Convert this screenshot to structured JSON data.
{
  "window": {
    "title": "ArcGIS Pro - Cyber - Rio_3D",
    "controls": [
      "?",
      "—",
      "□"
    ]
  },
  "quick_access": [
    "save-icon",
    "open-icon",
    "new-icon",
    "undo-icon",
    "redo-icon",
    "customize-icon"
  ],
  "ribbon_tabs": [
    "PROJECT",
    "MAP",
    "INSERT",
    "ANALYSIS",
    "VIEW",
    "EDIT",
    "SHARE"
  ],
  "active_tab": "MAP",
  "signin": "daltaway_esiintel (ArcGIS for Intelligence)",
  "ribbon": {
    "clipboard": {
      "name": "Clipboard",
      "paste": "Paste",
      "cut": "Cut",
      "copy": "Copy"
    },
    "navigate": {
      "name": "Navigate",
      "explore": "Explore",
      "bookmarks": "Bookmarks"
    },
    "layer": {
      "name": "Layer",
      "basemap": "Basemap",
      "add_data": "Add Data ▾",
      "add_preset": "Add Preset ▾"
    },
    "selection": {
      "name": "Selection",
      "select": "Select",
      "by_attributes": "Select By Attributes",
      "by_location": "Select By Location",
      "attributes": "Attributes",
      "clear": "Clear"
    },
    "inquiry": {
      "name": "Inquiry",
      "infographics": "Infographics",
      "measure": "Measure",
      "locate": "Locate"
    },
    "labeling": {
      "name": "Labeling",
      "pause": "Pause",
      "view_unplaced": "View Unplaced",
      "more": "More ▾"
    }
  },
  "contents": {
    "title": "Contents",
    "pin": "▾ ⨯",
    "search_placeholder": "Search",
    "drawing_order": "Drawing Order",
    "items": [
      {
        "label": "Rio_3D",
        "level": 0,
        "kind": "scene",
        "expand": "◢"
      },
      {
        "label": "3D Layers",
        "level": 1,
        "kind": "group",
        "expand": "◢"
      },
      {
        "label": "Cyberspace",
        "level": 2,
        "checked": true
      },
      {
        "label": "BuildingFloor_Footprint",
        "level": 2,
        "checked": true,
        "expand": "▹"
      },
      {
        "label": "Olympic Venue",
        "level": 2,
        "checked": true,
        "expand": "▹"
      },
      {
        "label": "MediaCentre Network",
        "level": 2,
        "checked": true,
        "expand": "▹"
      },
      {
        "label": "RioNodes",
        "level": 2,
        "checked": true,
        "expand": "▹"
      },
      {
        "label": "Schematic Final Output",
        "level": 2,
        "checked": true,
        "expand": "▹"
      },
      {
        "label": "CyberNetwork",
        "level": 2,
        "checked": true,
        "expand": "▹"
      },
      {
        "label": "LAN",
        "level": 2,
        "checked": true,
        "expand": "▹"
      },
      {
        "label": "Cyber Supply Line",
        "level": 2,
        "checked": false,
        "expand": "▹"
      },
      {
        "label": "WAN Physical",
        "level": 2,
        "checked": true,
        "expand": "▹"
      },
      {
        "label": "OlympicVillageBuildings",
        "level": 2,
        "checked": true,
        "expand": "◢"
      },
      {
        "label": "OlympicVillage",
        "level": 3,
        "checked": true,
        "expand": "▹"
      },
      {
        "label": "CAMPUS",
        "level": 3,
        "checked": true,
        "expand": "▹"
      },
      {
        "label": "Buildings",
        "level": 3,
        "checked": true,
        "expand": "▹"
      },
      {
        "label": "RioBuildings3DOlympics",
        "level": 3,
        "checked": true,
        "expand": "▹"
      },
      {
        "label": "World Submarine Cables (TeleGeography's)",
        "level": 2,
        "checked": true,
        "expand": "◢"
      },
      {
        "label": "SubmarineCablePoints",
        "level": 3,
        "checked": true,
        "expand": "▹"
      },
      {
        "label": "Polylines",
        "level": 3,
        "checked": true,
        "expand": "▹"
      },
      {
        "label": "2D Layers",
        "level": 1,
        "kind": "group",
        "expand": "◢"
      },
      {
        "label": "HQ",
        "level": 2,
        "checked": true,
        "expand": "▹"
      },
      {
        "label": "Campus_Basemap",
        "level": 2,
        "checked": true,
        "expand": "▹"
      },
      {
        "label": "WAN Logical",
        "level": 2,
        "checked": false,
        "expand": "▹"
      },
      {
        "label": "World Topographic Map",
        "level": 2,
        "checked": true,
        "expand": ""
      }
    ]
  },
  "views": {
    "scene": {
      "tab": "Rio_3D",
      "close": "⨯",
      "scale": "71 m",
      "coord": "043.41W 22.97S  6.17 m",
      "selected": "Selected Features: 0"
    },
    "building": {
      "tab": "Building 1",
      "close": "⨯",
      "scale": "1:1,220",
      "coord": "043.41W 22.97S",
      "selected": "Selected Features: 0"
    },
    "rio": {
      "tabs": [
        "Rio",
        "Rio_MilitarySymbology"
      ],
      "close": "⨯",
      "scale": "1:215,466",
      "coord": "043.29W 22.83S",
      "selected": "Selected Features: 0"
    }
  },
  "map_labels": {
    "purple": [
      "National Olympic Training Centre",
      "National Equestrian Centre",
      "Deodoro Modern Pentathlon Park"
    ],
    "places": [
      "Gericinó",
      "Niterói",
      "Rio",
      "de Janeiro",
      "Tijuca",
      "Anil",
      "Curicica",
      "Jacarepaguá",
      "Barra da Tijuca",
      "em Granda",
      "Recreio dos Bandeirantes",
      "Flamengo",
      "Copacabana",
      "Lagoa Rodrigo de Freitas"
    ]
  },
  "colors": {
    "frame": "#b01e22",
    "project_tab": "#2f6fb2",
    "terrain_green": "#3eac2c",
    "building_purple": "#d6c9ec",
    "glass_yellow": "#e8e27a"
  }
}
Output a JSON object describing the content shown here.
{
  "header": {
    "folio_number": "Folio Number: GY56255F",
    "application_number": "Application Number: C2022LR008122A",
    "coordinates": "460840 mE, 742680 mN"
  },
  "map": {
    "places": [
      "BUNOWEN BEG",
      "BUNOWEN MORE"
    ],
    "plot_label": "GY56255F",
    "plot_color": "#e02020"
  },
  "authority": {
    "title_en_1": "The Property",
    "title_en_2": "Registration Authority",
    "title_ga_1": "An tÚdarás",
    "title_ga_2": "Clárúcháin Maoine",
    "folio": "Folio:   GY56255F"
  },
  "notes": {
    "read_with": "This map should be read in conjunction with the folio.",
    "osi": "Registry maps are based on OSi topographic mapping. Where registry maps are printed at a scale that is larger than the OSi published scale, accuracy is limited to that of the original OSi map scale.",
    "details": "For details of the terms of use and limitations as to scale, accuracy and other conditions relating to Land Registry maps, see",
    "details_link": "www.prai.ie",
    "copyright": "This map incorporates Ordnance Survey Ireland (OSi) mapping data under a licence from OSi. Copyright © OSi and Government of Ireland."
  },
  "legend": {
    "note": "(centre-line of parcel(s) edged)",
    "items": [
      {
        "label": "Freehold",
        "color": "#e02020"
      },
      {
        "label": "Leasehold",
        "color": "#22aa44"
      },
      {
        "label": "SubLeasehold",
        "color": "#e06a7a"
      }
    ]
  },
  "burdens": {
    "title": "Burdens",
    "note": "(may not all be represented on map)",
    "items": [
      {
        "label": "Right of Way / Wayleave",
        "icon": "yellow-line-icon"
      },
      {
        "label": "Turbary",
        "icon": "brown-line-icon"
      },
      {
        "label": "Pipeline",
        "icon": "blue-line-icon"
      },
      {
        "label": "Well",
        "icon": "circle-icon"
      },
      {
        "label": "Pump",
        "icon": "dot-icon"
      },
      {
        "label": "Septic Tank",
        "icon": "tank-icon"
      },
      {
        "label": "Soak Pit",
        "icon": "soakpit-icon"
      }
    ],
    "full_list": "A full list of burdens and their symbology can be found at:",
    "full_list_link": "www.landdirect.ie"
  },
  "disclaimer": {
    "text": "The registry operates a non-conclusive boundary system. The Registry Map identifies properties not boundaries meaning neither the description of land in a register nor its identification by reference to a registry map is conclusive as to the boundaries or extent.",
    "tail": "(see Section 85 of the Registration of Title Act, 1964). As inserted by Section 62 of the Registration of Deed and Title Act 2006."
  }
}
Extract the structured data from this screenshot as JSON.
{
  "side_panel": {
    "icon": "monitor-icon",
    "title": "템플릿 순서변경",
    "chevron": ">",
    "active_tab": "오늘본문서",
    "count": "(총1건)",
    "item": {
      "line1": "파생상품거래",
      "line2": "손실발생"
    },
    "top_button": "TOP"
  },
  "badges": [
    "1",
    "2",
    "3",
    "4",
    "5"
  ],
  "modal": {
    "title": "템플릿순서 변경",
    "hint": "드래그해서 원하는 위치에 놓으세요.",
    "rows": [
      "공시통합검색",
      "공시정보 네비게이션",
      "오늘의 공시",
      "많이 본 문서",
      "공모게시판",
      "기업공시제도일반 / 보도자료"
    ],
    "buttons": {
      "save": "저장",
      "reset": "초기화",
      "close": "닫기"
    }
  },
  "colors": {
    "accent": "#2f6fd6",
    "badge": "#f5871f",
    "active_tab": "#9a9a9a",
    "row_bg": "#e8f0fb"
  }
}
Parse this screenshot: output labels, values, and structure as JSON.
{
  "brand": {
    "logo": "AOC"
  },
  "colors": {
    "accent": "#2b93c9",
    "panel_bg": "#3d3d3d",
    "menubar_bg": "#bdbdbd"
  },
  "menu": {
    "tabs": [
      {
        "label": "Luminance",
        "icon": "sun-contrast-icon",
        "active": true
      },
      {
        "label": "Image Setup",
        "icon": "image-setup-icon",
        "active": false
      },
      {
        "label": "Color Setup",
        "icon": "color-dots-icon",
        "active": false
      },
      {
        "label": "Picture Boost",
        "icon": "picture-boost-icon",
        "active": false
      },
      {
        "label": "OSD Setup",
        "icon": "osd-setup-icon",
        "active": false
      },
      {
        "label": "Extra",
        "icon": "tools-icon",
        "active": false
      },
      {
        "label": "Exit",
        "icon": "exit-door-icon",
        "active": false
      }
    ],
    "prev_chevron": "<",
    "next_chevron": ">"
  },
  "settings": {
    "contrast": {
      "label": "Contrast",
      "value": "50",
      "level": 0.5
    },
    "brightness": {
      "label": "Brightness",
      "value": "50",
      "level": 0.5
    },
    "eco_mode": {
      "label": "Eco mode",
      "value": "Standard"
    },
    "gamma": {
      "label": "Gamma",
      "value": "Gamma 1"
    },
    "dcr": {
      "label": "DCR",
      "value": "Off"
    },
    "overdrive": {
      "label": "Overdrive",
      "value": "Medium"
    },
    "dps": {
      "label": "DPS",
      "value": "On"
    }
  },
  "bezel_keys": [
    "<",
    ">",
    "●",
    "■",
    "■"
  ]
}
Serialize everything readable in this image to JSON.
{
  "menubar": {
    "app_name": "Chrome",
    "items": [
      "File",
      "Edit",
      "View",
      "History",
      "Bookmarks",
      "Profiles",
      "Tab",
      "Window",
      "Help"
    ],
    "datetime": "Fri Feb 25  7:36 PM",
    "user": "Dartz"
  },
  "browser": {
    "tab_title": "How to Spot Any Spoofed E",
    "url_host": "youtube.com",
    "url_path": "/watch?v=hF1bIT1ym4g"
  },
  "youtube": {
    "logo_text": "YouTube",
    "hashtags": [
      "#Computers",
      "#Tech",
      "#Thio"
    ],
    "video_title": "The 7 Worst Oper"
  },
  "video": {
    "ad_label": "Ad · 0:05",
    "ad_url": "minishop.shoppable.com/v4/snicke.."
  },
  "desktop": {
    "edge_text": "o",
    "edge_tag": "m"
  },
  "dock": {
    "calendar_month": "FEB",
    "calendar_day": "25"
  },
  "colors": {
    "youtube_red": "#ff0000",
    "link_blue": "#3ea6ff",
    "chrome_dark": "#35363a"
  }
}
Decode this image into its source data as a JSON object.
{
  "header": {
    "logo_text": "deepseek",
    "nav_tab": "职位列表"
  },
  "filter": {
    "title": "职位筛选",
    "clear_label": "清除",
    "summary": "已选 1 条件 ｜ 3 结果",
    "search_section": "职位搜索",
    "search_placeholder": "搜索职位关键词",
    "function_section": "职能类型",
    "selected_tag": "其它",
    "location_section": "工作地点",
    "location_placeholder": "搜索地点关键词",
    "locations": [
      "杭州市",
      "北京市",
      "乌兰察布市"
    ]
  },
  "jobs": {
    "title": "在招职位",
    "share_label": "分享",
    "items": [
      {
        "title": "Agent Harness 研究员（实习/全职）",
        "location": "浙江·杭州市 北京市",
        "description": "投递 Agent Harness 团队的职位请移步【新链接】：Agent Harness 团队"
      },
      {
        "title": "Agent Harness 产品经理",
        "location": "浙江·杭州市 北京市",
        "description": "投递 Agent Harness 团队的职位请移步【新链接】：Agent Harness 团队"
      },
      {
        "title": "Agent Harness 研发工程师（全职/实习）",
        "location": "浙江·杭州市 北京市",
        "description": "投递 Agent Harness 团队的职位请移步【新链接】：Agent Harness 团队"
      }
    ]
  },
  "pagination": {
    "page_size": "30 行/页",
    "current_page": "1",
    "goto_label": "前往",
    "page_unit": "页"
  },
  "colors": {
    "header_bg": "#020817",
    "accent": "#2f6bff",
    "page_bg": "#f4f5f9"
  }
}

§ §

**TASK OBJECTIVE**
Reply with the number of lines in the preceding entries that contain "National", and no other words.

**RESULT FOR THIS EXERCISE**
2